[start of The data]
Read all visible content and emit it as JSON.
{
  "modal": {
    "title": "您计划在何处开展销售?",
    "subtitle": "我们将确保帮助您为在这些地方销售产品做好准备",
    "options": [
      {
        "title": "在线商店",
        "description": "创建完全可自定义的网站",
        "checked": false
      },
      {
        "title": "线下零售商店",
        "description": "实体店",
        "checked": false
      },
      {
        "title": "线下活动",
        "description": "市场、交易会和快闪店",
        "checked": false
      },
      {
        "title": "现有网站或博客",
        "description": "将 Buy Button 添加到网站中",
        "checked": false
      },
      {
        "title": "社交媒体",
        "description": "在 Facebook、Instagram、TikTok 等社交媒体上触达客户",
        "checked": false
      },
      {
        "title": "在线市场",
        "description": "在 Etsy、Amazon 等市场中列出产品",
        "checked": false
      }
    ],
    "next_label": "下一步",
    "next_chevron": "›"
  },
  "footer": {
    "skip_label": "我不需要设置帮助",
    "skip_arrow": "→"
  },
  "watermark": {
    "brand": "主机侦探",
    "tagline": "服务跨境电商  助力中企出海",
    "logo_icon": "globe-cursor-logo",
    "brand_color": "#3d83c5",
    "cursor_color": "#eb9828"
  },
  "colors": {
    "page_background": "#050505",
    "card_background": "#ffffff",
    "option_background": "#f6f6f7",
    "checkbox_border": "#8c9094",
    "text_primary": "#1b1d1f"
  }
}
[end of The data]
• [Given instruction] Type the material above out again, exactly.

• [Reply to the task]
Read all visible content and emit it as JSON.
{
  "modal": {
    "title": "您计划在何处开展销售?",
    "subtitle": "我们将确保帮助您为在这些地方销售产品做好准备",
    "options": [
      {
        "title": "在线商店",
        "description": "创建完全可自定义的网站",
        "checked": false
      },
      {
        "title": "线下零售商店",
        "description": "实体店",
        "checked": false
      },
      {
        "title": "线下活动",
        "description": "市场、交易会和快闪店",
        "checked": false
      },
      {
        "title": "现有网站或博客",
        "description": "将 Buy Button 添加到网站中",
        "checked": false
      },
      {
        "title": "社交媒体",
        "description": "在 Facebook、Instagram、TikTok 等社交媒体上触达客户",
        "checked": false
      },
      {
        "title": "在线市场",
        "description": "在 Etsy、Amazon 等市场中列出产品",
        "checked": false
      }
    ],
    "next_label": "下一步",
    "next_chevron": "›"
  },
  "footer": {
    "skip_label": "我不需要设置帮助",
    "skip_arrow": "→"
  },
  "watermark": {
    "brand": "主机侦探",
    "tagline": "服务跨境电商  助力中企出海",
    "logo_icon": "globe-cursor-logo",
    "brand_color": "#3d83c5",
    "cursor_color": "#eb9828"
  },
  "colors": {
    "page_background": "#050505",
    "card_background": "#ffffff",
    "option_background": "#f6f6f7",
    "checkbox_border": "#8c9094",
    "text_primary": "#1b1d1f"
  }
}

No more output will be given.